- PAGE EXTRACT
==============================

Friday, August 28, 2009

Stop getting drunk on failure!

I love purchasing books filled with single quotes followed by a blank page; it gives your imagination permission to dance. Like a great peace of music presented in part by Lennon and McCartney, Jagger and Richards—the heart dips while the soul swings.



A friend e-mailed this quote: The world is run by those who show up.



You can spend all day staring at each letter formation and come up with a thousand stories linked to its rhyme and reason. From something as simple as the early bird gets the worm to being in the right place at the right time.



Take six steps back from your place in business and pay close attention to the minor details—who and what is getting to the core of the energy source before you? Bill Gates didn’t steal computer building from Apple, visualized was an open door that enabled the student to participate with an idea he didn’t set aside. And now Google thinks they’ve been blessed by the magic of digital genius to surpass what Microsoft has been planting in our fields for nearly three decades.



Life is something you beg, borrow and steal. Wallowing in heavy amounts of success isn’t a guarantee, its fantasy. The most recent $250 million dollar Power Ball winner from South Carolina didn’t start his day racing to the nearest seller to pump bucks into a trunk. He spent four dollars and got $249,999,996 back.



The world is run by those who show up.



Is what we do nothing more than a single avenue of fate? Hardly—Native American’s believe fate is the act of living when you decide to stop walking and whatever lands in front of you becomes your fate. By eliminating your connection to fate, the process of being becomes something you’re capable of controlling.



That doesn’t mean if you run out and purchase Guitar Hero you’re going to become the next Eddie Van Halen. Nor will purchasing a great pair of Bose ear phones and learning how to talk like a radio disc jockey garner you a safe place of performance.

==============================

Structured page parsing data
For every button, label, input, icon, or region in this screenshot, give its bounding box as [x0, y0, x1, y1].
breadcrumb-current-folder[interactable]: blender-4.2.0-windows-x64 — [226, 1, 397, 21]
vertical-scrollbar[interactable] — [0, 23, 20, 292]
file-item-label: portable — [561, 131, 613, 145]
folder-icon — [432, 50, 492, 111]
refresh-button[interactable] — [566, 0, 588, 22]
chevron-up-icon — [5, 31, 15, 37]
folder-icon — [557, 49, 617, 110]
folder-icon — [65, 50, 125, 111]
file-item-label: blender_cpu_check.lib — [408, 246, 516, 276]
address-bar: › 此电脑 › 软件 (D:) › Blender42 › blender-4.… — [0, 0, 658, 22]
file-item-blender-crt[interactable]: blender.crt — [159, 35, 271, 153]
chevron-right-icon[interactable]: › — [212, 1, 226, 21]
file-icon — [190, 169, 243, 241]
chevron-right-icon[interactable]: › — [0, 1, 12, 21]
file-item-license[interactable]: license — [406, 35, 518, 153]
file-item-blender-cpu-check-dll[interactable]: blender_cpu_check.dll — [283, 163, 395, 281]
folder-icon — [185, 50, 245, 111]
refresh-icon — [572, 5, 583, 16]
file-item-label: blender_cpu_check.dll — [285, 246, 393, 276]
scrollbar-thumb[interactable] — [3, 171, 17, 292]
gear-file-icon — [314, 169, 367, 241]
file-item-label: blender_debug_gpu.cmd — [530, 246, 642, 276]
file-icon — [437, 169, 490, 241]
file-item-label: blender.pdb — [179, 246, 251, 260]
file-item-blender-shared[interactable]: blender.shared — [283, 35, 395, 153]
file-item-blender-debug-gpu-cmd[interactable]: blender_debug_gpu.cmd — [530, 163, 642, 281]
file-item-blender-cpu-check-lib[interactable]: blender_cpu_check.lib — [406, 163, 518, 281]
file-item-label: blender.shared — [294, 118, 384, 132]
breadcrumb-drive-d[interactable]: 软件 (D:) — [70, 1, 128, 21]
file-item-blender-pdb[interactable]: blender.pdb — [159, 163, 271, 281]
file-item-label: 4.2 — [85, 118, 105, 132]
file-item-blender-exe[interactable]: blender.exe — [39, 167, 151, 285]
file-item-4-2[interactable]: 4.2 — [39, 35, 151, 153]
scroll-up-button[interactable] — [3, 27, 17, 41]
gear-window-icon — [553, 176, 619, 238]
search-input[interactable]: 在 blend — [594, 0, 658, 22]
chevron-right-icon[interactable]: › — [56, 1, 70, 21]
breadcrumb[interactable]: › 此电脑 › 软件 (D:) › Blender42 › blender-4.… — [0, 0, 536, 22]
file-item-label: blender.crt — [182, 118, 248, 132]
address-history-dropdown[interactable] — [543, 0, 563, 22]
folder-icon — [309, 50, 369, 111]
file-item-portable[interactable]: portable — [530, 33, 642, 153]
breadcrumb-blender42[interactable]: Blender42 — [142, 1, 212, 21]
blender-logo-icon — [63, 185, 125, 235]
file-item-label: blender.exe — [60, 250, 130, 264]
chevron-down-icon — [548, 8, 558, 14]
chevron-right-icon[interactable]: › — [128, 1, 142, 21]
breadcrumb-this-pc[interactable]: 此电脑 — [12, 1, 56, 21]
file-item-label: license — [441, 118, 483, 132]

==============================

- REQUIREMENT
Answer these questions about the blog post:
1. What quote did a friend e-mail?
2. How much did the Power Ball winner from South Carolina spend?
3. What does the post say Native Americans believe fate is?

- SOLUTION TO THIS TASK
1. The world is run by those who show up.
2. Four dollars.
3. The act of living when you decide to stop walking, with whatever lands in front of you becoming your fate.